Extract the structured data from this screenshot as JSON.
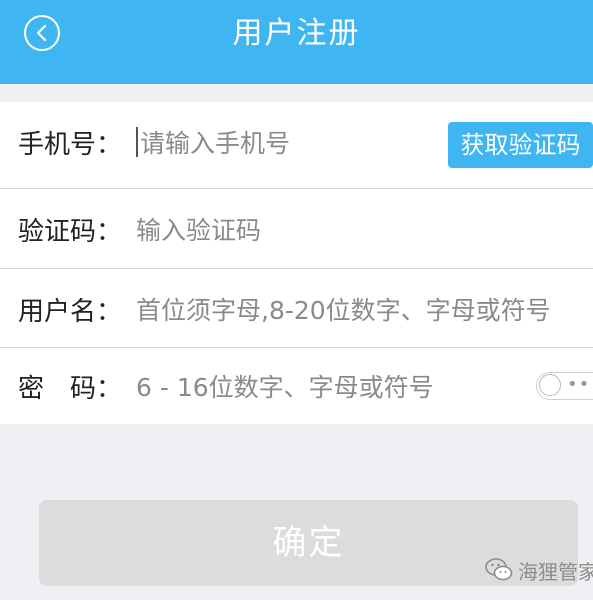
{
  "header": {
    "title": "用户注册",
    "back_icon": "back-arrow-icon"
  },
  "form": {
    "phone": {
      "label": "手机号：",
      "placeholder": "请输入手机号",
      "button": "获取验证码"
    },
    "code": {
      "label": "验证码：",
      "placeholder": "输入验证码"
    },
    "username": {
      "label": "用户名：",
      "placeholder": "首位须字母,8-20位数字、字母或符号"
    },
    "password": {
      "label": "密　码：",
      "placeholder": "6 - 16位数字、字母或符号",
      "toggle_icon": "password-visibility-toggle-icon"
    }
  },
  "actions": {
    "confirm": "确定"
  },
  "watermark": {
    "text": "海狸管家",
    "icon": "wechat-icon"
  },
  "colors": {
    "accent": "#3fb6f2",
    "background": "#efeff4",
    "disabled_button": "#dcdcdc"
  }
}
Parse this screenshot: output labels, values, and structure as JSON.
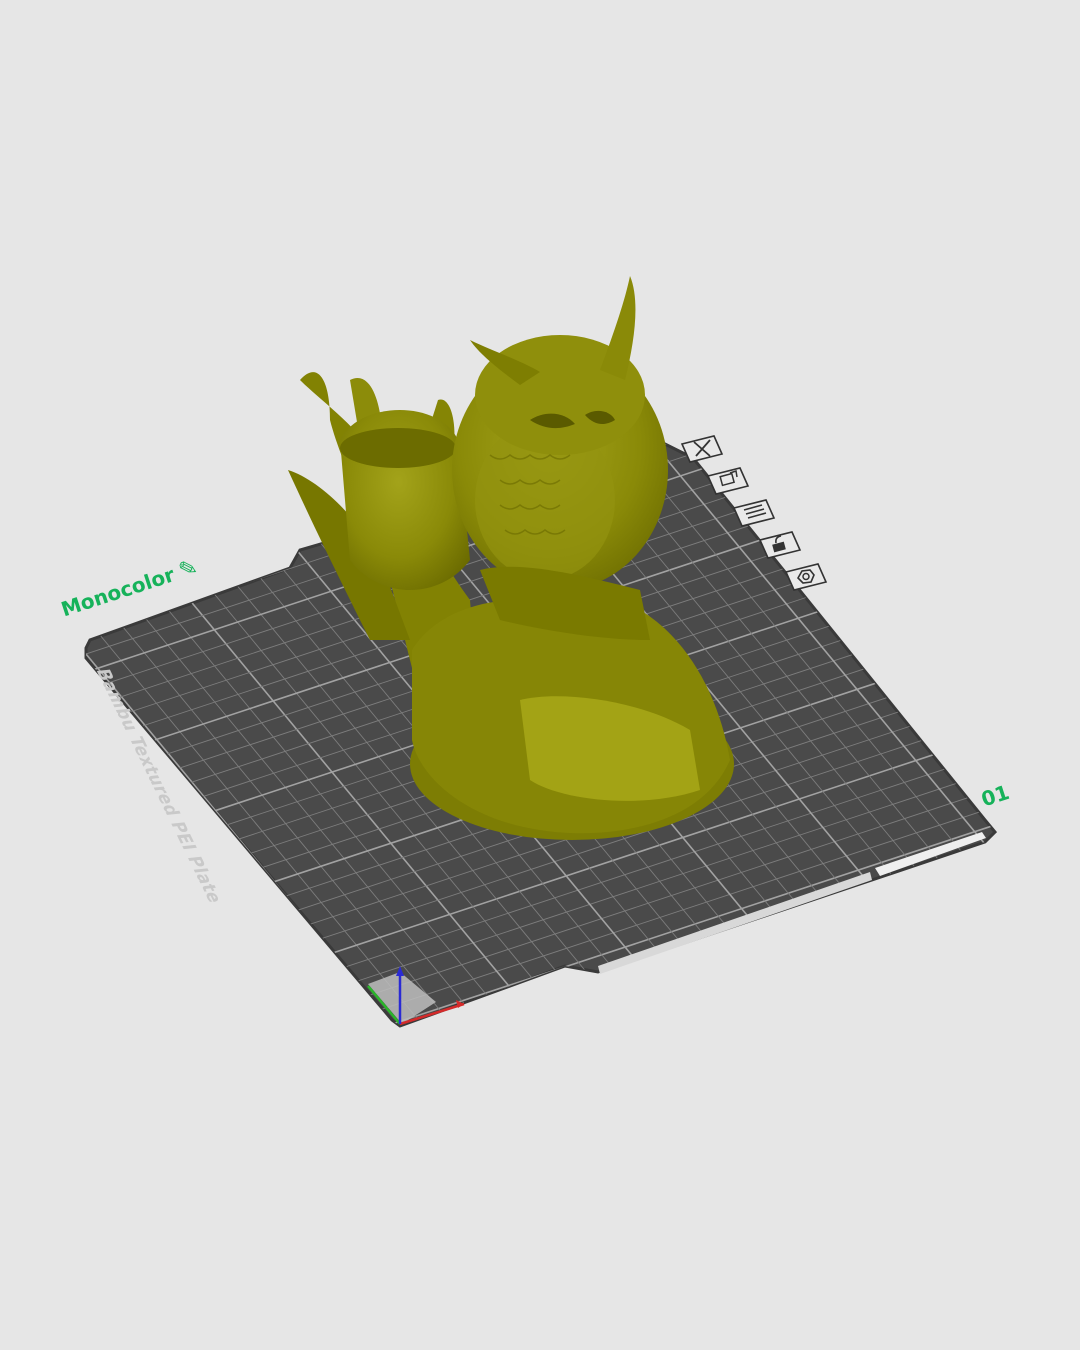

────

* _OBJECTIVE_
Leave the images out, please, and restate each line word for word.

* _ANSWER FOR THE TASK_
Extract the structured data from this screenshot as JSON.
{
  "header": {
    "title": "用户注册",
    "back_icon": "back-arrow-icon"
  },
  "form": {
    "phone": {
      "label": "手机号：",
      "placeholder": "请输入手机号",
      "button": "获取验证码"
    },
    "code": {
      "label": "验证码：",
      "placeholder": "输入验证码"
    },
    "username": {
      "label": "用户名：",
      "placeholder": "首位须字母,8-20位数字、字母或符号"
    },
    "password": {
      "label": "密　码：",
      "placeholder": "6 - 16位数字、字母或符号",
      "toggle_icon": "password-visibility-toggle-icon"
    }
  },
  "actions": {
    "confirm": "确定"
  },
  "watermark": {
    "text": "海狸管家",
    "icon": "wechat-icon"
  },
  "colors": {
    "accent": "#3fb6f2",
    "background": "#efeff4",
    "disabled_button": "#dcdcdc"
  }
}
Parse this screenshot: output labels, values, and structure as JSON.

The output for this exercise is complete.